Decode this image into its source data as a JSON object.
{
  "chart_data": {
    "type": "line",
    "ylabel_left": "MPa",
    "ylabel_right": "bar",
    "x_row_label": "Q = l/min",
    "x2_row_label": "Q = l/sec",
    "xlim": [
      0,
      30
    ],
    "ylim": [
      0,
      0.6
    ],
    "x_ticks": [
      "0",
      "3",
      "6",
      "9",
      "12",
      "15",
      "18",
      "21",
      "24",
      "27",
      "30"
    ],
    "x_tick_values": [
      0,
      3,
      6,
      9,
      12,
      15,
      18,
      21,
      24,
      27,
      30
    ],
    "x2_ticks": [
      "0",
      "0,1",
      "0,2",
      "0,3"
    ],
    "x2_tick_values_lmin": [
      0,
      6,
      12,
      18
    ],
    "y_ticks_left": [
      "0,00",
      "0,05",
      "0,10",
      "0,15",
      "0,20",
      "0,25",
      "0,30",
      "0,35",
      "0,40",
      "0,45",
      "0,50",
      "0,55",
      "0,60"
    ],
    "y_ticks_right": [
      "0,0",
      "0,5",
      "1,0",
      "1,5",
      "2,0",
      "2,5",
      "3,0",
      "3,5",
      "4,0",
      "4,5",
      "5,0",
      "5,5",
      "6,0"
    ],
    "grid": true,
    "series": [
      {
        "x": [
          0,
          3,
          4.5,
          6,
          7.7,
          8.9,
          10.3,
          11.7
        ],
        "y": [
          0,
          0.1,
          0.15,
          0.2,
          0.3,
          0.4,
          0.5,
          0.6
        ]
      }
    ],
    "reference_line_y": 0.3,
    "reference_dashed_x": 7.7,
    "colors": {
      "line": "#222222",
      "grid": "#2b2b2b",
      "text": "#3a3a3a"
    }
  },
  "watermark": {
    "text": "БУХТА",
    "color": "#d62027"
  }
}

···

- Brief -
Please set down all the data word for word.

- Expected answer -
Decode this image into its source data as a JSON object.
{
  "chart_data": {
    "type": "line",
    "ylabel_left": "MPa",
    "ylabel_right": "bar",
    "x_row_label": "Q = l/min",
    "x2_row_label": "Q = l/sec",
    "xlim": [
      0,
      30
    ],
    "ylim": [
      0,
      0.6
    ],
    "x_ticks": [
      "0",
      "3",
      "6",
      "9",
      "12",
      "15",
      "18",
      "21",
      "24",
      "27",
      "30"
    ],
    "x_tick_values": [
      0,
      3,
      6,
      9,
      12,
      15,
      18,
      21,
      24,
      27,
      30
    ],
    "x2_ticks": [
      "0",
      "0,1",
      "0,2",
      "0,3"
    ],
    "x2_tick_values_lmin": [
      0,
      6,
      12,
      18
    ],
    "y_ticks_left": [
      "0,00",
      "0,05",
      "0,10",
      "0,15",
      "0,20",
      "0,25",
      "0,30",
      "0,35",
      "0,40",
      "0,45",
      "0,50",
      "0,55",
      "0,60"
    ],
    "y_ticks_right": [
      "0,0",
      "0,5",
      "1,0",
      "1,5",
      "2,0",
      "2,5",
      "3,0",
      "3,5",
      "4,0",
      "4,5",
      "5,0",
      "5,5",
      "6,0"
    ],
    "grid": true,
    "series": [
      {
        "x": [
          0,
          3,
          4.5,
          6,
          7.7,
          8.9,
          10.3,
          11.7
        ],
        "y": [
          0,
          0.1,
          0.15,
          0.2,
          0.3,
          0.4,
          0.5,
          0.6
        ]
      }
    ],
    "reference_line_y": 0.3,
    "reference_dashed_x": 7.7,
    "colors": {
      "line": "#222222",
      "grid": "#2b2b2b",
      "text": "#3a3a3a"
    }
  },
  "watermark": {
    "text": "БУХТА",
    "color": "#d62027"
  }
}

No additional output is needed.